- What the exercise asks -
Restate the entries below word for word, omitting nothing.

- Data lines -
○ ○ ○ ○
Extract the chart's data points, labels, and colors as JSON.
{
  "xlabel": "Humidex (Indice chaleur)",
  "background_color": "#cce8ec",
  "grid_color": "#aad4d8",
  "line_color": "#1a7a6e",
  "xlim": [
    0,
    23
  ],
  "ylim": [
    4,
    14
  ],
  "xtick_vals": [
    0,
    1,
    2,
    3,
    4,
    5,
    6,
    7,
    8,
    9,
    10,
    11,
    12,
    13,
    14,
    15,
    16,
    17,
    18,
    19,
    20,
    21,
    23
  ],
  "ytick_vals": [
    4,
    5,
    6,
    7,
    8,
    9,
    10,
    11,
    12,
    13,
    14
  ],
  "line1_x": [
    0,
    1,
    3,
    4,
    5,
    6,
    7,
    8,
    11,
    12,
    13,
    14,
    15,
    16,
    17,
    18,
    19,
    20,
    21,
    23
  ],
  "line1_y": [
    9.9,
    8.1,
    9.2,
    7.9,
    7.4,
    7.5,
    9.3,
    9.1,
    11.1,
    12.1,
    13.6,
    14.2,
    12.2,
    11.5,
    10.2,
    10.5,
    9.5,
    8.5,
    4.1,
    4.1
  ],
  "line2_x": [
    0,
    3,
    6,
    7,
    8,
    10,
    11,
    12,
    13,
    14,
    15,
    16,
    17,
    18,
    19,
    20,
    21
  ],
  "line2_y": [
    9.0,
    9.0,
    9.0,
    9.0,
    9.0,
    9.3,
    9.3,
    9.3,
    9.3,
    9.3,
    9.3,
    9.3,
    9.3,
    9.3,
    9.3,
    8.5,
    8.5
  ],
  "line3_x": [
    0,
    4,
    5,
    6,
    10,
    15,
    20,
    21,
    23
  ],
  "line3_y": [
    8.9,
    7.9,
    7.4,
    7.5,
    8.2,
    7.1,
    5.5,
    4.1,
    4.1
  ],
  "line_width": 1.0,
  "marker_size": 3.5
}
○ ○ ○ ○
- Written answer -
Extract the chart's data points, labels, and colors as JSON.
{
  "xlabel": "Humidex (Indice chaleur)",
  "background_color": "#cce8ec",
  "grid_color": "#aad4d8",
  "line_color": "#1a7a6e",
  "xlim": [
    0,
    23
  ],
  "ylim": [
    4,
    14
  ],
  "xtick_vals": [
    0,
    1,
    2,
    3,
    4,
    5,
    6,
    7,
    8,
    9,
    10,
    11,
    12,
    13,
    14,
    15,
    16,
    17,
    18,
    19,
    20,
    21,
    23
  ],
  "ytick_vals": [
    4,
    5,
    6,
    7,
    8,
    9,
    10,
    11,
    12,
    13,
    14
  ],
  "line1_x": [
    0,
    1,
    3,
    4,
    5,
    6,
    7,
    8,
    11,
    12,
    13,
    14,
    15,
    16,
    17,
    18,
    19,
    20,
    21,
    23
  ],
  "line1_y": [
    9.9,
    8.1,
    9.2,
    7.9,
    7.4,
    7.5,
    9.3,
    9.1,
    11.1,
    12.1,
    13.6,
    14.2,
    12.2,
    11.5,
    10.2,
    10.5,
    9.5,
    8.5,
    4.1,
    4.1
  ],
  "line2_x": [
    0,
    3,
    6,
    7,
    8,
    10,
    11,
    12,
    13,
    14,
    15,
    16,
    17,
    18,
    19,
    20,
    21
  ],
  "line2_y": [
    9.0,
    9.0,
    9.0,
    9.0,
    9.0,
    9.3,
    9.3,
    9.3,
    9.3,
    9.3,
    9.3,
    9.3,
    9.3,
    9.3,
    9.3,
    8.5,
    8.5
  ],
  "line3_x": [
    0,
    4,
    5,
    6,
    10,
    15,
    20,
    21,
    23
  ],
  "line3_y": [
    8.9,
    7.9,
    7.4,
    7.5,
    8.2,
    7.1,
    5.5,
    4.1,
    4.1
  ],
  "line_width": 1.0,
  "marker_size": 3.5
}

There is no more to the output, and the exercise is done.